**STATED PROBLEM**
In the listing below, pick out lines with "text".

**MATERIAL FOR THIS EXERCISE**
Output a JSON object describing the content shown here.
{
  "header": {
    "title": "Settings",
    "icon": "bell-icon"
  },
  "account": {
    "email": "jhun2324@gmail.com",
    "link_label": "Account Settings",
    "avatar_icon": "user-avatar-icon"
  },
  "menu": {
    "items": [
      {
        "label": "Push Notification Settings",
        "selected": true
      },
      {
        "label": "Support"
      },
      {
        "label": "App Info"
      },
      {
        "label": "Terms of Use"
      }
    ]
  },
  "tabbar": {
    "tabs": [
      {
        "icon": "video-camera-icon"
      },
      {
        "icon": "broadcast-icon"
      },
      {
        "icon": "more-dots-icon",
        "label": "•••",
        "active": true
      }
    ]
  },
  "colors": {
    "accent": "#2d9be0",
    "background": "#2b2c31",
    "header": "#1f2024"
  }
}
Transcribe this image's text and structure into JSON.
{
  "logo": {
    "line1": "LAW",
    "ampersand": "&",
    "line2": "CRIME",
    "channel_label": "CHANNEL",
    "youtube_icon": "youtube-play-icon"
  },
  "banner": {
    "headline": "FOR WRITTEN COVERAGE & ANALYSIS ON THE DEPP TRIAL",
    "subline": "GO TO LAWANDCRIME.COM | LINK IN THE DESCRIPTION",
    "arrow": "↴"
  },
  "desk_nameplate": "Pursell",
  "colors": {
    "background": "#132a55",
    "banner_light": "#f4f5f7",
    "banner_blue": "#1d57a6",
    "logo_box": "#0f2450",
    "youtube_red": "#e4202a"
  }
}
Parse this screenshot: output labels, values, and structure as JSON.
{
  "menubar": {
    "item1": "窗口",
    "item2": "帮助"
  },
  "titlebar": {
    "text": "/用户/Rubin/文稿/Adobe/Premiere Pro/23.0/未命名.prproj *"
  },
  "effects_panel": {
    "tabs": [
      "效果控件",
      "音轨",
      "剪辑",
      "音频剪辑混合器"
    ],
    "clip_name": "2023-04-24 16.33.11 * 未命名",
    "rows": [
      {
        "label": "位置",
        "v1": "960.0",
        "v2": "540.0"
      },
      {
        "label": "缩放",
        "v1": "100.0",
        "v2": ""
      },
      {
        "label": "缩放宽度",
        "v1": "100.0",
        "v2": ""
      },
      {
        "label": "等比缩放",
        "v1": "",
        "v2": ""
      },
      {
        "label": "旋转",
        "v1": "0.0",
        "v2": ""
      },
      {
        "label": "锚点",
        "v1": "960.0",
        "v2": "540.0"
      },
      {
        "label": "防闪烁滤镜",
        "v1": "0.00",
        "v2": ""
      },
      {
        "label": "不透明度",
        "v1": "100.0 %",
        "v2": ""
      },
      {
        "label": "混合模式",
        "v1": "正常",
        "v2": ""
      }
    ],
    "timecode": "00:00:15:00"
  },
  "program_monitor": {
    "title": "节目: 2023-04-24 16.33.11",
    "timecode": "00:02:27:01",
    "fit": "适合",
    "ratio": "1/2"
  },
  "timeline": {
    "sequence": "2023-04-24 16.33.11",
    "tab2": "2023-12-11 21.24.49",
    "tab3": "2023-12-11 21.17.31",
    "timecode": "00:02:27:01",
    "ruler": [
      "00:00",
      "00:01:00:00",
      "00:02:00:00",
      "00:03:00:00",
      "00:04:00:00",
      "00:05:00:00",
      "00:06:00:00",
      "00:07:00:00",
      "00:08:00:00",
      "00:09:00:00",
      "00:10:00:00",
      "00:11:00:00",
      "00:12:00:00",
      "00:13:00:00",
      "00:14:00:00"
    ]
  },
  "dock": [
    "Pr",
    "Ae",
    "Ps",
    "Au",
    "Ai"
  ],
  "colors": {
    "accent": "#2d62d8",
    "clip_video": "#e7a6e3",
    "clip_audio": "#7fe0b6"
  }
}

**EXPECTED OUTPUT**
Transcribe this image's text and structure into JSON.
    "text": "/用户/Rubin/文稿/Adobe/Premiere Pro/23.0/未命名.prproj *"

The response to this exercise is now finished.